DIRECTION>
Skip the pictures. Copy all the rest of the records down exactly.

GIVEN RECORDS>
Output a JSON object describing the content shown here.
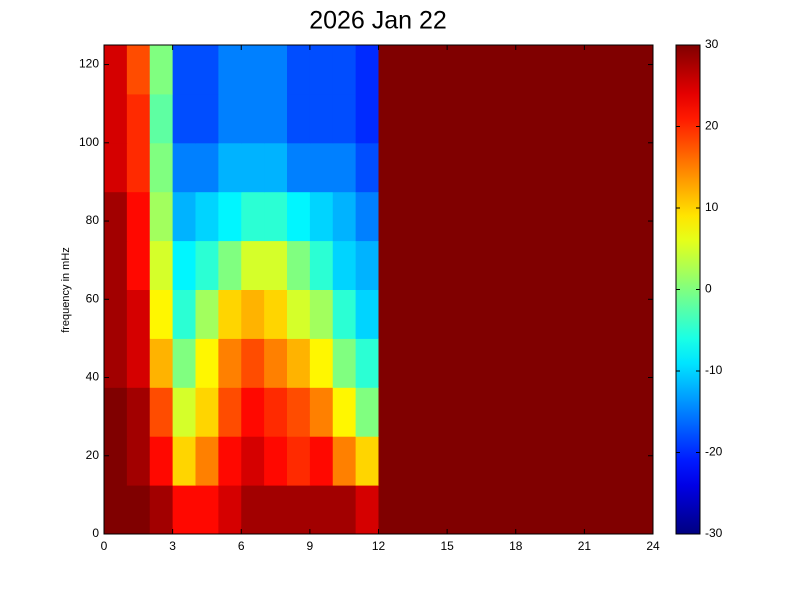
{
  "chart_data": {
    "type": "heatmap",
    "title": "2026 Jan 22",
    "y_label": "frequency in mHz",
    "colormap": "jet",
    "clim": [
      -30,
      30
    ],
    "x_bins": [
      0,
      1,
      2,
      3,
      4,
      5,
      6,
      7,
      8,
      9,
      10,
      11,
      12,
      13,
      14,
      15,
      16,
      17,
      18,
      19,
      20,
      21,
      22,
      23,
      24
    ],
    "y_bins": [
      0,
      12.5,
      25,
      37.5,
      50,
      62.5,
      75,
      87.5,
      100,
      112.5,
      125
    ],
    "z": [
      [
        30,
        30,
        28,
        22,
        22,
        25,
        28,
        28,
        28,
        28,
        28,
        25,
        30,
        30,
        30,
        30,
        30,
        30,
        30,
        30,
        30,
        30,
        30,
        30
      ],
      [
        30,
        28,
        22,
        10,
        15,
        22,
        25,
        22,
        20,
        22,
        15,
        10,
        30,
        30,
        30,
        30,
        30,
        30,
        30,
        30,
        30,
        30,
        30,
        30
      ],
      [
        30,
        28,
        18,
        5,
        10,
        18,
        22,
        20,
        18,
        15,
        8,
        0,
        30,
        30,
        30,
        30,
        30,
        30,
        30,
        30,
        30,
        30,
        30,
        30
      ],
      [
        28,
        25,
        12,
        0,
        8,
        15,
        18,
        15,
        12,
        8,
        0,
        -5,
        30,
        30,
        30,
        30,
        30,
        30,
        30,
        30,
        30,
        30,
        30,
        30
      ],
      [
        28,
        25,
        8,
        -5,
        2,
        10,
        12,
        10,
        5,
        2,
        -5,
        -10,
        30,
        30,
        30,
        30,
        30,
        30,
        30,
        30,
        30,
        30,
        30,
        30
      ],
      [
        28,
        22,
        5,
        -8,
        -5,
        0,
        5,
        5,
        0,
        -5,
        -10,
        -12,
        30,
        30,
        30,
        30,
        30,
        30,
        30,
        30,
        30,
        30,
        30,
        30
      ],
      [
        28,
        22,
        2,
        -12,
        -10,
        -8,
        -5,
        -5,
        -8,
        -10,
        -12,
        -15,
        30,
        30,
        30,
        30,
        30,
        30,
        30,
        30,
        30,
        30,
        30,
        30
      ],
      [
        25,
        20,
        0,
        -15,
        -15,
        -12,
        -12,
        -12,
        -15,
        -15,
        -15,
        -18,
        30,
        30,
        30,
        30,
        30,
        30,
        30,
        30,
        30,
        30,
        30,
        30
      ],
      [
        25,
        20,
        -2,
        -18,
        -18,
        -15,
        -15,
        -15,
        -18,
        -18,
        -18,
        -20,
        30,
        30,
        30,
        30,
        30,
        30,
        30,
        30,
        30,
        30,
        30,
        30
      ],
      [
        25,
        18,
        0,
        -18,
        -18,
        -15,
        -15,
        -15,
        -18,
        -18,
        -18,
        -20,
        30,
        30,
        30,
        30,
        30,
        30,
        30,
        30,
        30,
        30,
        30,
        30
      ]
    ],
    "xlim": [
      0,
      24
    ],
    "xticks": [
      0,
      3,
      6,
      9,
      12,
      15,
      18,
      21,
      24
    ],
    "ylim": [
      0,
      125
    ],
    "yticks": [
      0,
      20,
      40,
      60,
      80,
      100,
      120
    ],
    "colorbar_ticks": [
      -30,
      -20,
      -10,
      0,
      10,
      20,
      30
    ]
  }
}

RIGHT ANSWER>
Output a JSON object describing the content shown here.
{
  "chart_data": {
    "type": "heatmap",
    "title": "2026 Jan 22",
    "y_label": "frequency in mHz",
    "colormap": "jet",
    "clim": [
      -30,
      30
    ],
    "x_bins": [
      0,
      1,
      2,
      3,
      4,
      5,
      6,
      7,
      8,
      9,
      10,
      11,
      12,
      13,
      14,
      15,
      16,
      17,
      18,
      19,
      20,
      21,
      22,
      23,
      24
    ],
    "y_bins": [
      0,
      12.5,
      25,
      37.5,
      50,
      62.5,
      75,
      87.5,
      100,
      112.5,
      125
    ],
    "z": [
      [
        30,
        30,
        28,
        22,
        22,
        25,
        28,
        28,
        28,
        28,
        28,
        25,
        30,
        30,
        30,
        30,
        30,
        30,
        30,
        30,
        30,
        30,
        30,
        30
      ],
      [
        30,
        28,
        22,
        10,
        15,
        22,
        25,
        22,
        20,
        22,
        15,
        10,
        30,
        30,
        30,
        30,
        30,
        30,
        30,
        30,
        30,
        30,
        30,
        30
      ],
      [
        30,
        28,
        18,
        5,
        10,
        18,
        22,
        20,
        18,
        15,
        8,
        0,
        30,
        30,
        30,
        30,
        30,
        30,
        30,
        30,
        30,
        30,
        30,
        30
      ],
      [
        28,
        25,
        12,
        0,
        8,
        15,
        18,
        15,
        12,
        8,
        0,
        -5,
        30,
        30,
        30,
        30,
        30,
        30,
        30,
        30,
        30,
        30,
        30,
        30
      ],
      [
        28,
        25,
        8,
        -5,
        2,
        10,
        12,
        10,
        5,
        2,
        -5,
        -10,
        30,
        30,
        30,
        30,
        30,
        30,
        30,
        30,
        30,
        30,
        30,
        30
      ],
      [
        28,
        22,
        5,
        -8,
        -5,
        0,
        5,
        5,
        0,
        -5,
        -10,
        -12,
        30,
        30,
        30,
        30,
        30,
        30,
        30,
        30,
        30,
        30,
        30,
        30
      ],
      [
        28,
        22,
        2,
        -12,
        -10,
        -8,
        -5,
        -5,
        -8,
        -10,
        -12,
        -15,
        30,
        30,
        30,
        30,
        30,
        30,
        30,
        30,
        30,
        30,
        30,
        30
      ],
      [
        25,
        20,
        0,
        -15,
        -15,
        -12,
        -12,
        -12,
        -15,
        -15,
        -15,
        -18,
        30,
        30,
        30,
        30,
        30,
        30,
        30,
        30,
        30,
        30,
        30,
        30
      ],
      [
        25,
        20,
        -2,
        -18,
        -18,
        -15,
        -15,
        -15,
        -18,
        -18,
        -18,
        -20,
        30,
        30,
        30,
        30,
        30,
        30,
        30,
        30,
        30,
        30,
        30,
        30
      ],
      [
        25,
        18,
        0,
        -18,
        -18,
        -15,
        -15,
        -15,
        -18,
        -18,
        -18,
        -20,
        30,
        30,
        30,
        30,
        30,
        30,
        30,
        30,
        30,
        30,
        30,
        30
      ]
    ],
    "xlim": [
      0,
      24
    ],
    "xticks": [
      0,
      3,
      6,
      9,
      12,
      15,
      18,
      21,
      24
    ],
    "ylim": [
      0,
      125
    ],
    "yticks": [
      0,
      20,
      40,
      60,
      80,
      100,
      120
    ],
    "colorbar_ticks": [
      -30,
      -20,
      -10,
      0,
      10,
      20,
      30
    ]
  }
}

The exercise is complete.